>> start Recorded information
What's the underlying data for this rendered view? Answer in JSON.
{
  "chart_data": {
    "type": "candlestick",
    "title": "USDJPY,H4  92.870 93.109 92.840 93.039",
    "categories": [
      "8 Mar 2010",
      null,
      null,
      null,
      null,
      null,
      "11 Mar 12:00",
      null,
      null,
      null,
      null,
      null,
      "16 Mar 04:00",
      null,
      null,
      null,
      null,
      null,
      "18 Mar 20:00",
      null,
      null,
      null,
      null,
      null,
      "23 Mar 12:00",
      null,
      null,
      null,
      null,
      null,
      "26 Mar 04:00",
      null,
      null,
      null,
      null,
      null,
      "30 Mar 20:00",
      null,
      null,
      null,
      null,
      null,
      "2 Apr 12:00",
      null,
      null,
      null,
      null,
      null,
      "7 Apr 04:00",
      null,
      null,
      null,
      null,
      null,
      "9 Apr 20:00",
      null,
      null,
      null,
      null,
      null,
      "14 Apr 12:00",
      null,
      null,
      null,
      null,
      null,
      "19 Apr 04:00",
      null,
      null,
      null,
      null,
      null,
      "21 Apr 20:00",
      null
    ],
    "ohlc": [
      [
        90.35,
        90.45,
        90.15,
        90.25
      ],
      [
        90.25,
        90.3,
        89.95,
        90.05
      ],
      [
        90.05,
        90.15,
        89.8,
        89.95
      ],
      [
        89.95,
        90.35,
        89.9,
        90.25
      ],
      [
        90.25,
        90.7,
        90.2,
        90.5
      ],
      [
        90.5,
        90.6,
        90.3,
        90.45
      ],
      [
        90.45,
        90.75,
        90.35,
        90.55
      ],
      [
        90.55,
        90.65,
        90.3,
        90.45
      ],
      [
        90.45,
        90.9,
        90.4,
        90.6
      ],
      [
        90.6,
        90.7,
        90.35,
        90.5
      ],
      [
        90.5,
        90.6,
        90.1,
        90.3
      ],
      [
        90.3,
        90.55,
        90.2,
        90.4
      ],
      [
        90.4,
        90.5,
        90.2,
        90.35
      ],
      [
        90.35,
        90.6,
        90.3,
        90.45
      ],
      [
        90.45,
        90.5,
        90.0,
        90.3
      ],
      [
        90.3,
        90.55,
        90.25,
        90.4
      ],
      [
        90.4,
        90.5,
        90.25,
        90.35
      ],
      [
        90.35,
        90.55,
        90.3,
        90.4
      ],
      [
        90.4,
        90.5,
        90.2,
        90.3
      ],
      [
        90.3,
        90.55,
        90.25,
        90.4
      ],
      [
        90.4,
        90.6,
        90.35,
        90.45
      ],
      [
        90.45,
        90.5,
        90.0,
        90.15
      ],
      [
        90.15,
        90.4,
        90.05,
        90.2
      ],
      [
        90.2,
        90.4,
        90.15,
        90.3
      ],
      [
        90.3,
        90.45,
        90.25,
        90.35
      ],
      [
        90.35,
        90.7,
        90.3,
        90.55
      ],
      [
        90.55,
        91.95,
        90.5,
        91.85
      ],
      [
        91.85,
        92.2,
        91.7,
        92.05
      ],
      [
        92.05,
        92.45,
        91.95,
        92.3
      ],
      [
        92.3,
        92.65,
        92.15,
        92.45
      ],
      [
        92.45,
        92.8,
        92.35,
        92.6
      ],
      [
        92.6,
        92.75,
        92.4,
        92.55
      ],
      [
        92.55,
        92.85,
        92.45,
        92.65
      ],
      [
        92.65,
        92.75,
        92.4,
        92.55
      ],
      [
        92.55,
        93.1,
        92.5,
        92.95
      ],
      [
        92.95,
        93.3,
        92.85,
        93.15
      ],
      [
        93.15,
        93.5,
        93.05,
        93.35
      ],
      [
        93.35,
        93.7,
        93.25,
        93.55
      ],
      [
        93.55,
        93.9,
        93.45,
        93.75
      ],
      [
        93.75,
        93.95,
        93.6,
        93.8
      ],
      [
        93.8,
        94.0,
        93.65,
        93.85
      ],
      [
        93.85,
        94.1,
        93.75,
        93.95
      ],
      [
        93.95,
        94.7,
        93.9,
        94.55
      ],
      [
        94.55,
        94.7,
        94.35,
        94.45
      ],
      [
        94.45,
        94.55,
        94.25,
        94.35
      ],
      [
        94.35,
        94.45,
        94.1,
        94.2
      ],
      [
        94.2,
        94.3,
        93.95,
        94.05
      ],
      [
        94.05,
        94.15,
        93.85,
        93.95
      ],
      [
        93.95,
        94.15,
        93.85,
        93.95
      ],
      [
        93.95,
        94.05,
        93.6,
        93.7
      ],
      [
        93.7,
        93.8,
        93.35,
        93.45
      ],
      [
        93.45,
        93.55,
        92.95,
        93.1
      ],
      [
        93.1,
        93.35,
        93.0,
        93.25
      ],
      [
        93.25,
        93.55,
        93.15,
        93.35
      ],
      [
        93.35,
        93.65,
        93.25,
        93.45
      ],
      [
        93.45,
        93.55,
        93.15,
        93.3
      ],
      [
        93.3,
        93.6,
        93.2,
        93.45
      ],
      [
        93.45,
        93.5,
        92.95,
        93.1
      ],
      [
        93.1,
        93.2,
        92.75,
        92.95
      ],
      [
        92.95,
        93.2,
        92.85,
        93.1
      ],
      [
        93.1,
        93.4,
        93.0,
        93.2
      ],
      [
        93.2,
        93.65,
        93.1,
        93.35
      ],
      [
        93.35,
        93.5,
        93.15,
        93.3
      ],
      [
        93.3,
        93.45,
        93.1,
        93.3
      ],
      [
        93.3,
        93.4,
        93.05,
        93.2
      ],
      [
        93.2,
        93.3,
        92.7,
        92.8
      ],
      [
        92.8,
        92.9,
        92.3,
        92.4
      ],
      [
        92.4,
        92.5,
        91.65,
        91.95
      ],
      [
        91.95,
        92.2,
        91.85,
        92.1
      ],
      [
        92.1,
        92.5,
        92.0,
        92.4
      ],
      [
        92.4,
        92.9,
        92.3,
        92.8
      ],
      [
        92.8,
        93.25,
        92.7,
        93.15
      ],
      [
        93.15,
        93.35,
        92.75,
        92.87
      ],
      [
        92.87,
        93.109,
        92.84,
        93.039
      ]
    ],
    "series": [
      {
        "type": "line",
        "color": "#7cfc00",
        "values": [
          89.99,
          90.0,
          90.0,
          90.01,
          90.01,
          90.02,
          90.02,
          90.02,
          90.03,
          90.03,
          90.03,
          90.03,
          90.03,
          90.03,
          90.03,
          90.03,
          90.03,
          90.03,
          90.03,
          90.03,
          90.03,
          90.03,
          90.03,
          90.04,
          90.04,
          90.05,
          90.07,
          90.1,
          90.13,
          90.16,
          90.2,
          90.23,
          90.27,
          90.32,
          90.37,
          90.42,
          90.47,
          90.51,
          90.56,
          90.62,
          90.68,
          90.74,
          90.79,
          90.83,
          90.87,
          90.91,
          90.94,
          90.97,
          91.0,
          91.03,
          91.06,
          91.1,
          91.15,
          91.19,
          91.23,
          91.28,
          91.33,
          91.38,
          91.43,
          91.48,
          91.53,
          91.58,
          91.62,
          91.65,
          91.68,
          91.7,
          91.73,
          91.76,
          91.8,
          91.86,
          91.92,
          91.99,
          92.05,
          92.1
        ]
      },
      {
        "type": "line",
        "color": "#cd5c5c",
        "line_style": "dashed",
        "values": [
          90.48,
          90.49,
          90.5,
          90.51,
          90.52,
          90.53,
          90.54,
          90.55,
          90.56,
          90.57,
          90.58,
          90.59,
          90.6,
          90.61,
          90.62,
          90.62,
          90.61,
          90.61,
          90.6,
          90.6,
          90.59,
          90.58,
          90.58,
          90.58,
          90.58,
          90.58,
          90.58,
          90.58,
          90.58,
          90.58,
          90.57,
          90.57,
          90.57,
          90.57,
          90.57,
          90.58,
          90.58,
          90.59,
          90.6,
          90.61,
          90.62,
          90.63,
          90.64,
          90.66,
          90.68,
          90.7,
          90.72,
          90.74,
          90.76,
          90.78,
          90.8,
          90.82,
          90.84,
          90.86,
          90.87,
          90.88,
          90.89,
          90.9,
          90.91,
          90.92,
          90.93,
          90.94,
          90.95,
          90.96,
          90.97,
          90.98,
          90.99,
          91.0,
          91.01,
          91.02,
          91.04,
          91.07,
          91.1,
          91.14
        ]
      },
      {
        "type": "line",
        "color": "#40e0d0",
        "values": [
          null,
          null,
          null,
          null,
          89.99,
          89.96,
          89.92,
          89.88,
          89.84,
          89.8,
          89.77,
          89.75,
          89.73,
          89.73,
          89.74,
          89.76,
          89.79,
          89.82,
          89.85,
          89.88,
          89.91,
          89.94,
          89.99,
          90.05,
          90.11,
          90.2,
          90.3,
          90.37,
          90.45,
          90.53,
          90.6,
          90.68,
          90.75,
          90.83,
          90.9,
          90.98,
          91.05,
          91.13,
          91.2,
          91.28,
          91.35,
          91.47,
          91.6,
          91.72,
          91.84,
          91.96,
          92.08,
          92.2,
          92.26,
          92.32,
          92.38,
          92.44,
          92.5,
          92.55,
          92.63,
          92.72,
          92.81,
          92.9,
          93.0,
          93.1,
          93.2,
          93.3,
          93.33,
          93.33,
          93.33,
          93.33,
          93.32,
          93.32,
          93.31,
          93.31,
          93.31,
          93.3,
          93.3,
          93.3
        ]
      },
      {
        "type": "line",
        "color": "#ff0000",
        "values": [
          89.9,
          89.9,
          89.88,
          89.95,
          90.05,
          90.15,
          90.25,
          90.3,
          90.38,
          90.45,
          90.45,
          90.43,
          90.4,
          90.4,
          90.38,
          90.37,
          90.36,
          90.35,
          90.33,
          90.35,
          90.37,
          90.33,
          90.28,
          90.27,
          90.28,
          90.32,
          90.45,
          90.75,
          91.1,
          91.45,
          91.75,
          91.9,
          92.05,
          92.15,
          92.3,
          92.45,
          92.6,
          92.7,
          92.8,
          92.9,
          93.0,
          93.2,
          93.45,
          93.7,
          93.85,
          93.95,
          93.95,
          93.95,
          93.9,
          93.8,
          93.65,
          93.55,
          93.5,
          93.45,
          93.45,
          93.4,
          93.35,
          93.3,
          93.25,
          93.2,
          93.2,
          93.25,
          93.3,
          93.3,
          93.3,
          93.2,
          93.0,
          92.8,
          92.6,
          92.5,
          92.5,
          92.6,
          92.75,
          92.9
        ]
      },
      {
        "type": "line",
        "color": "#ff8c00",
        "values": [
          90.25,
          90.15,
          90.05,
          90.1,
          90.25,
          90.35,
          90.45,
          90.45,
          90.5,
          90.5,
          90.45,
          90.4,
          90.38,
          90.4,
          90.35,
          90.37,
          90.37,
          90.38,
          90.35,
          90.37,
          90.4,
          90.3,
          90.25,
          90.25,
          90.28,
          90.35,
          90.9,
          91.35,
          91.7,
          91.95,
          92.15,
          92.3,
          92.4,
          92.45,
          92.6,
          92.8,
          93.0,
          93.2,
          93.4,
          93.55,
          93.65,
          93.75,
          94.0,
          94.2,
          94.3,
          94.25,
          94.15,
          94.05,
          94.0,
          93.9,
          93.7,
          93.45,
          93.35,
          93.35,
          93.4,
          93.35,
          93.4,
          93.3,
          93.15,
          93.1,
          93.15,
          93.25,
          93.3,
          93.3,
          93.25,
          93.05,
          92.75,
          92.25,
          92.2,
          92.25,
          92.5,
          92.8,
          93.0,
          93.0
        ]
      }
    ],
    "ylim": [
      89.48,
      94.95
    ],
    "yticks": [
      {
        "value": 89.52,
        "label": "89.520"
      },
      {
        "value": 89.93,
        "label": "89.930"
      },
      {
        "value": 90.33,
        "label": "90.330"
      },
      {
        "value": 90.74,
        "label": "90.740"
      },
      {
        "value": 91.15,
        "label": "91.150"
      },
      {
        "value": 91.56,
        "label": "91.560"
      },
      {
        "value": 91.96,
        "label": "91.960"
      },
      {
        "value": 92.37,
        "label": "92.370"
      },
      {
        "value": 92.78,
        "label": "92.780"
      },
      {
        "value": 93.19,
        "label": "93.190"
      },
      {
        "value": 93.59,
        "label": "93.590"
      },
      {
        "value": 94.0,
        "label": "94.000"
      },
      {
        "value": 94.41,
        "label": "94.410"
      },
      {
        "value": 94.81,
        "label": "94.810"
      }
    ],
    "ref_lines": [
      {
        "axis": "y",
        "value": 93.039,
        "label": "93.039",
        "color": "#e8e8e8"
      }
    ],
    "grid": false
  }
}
>> end Recorded information
Show every line where the string "color" appears.

        "color": "#7cfc00",
        "color": "#cd5c5c",
        "color": "#40e0d0",
        "color": "#ff0000",
        "color": "#ff8c00",
        "color": "#e8e8e8"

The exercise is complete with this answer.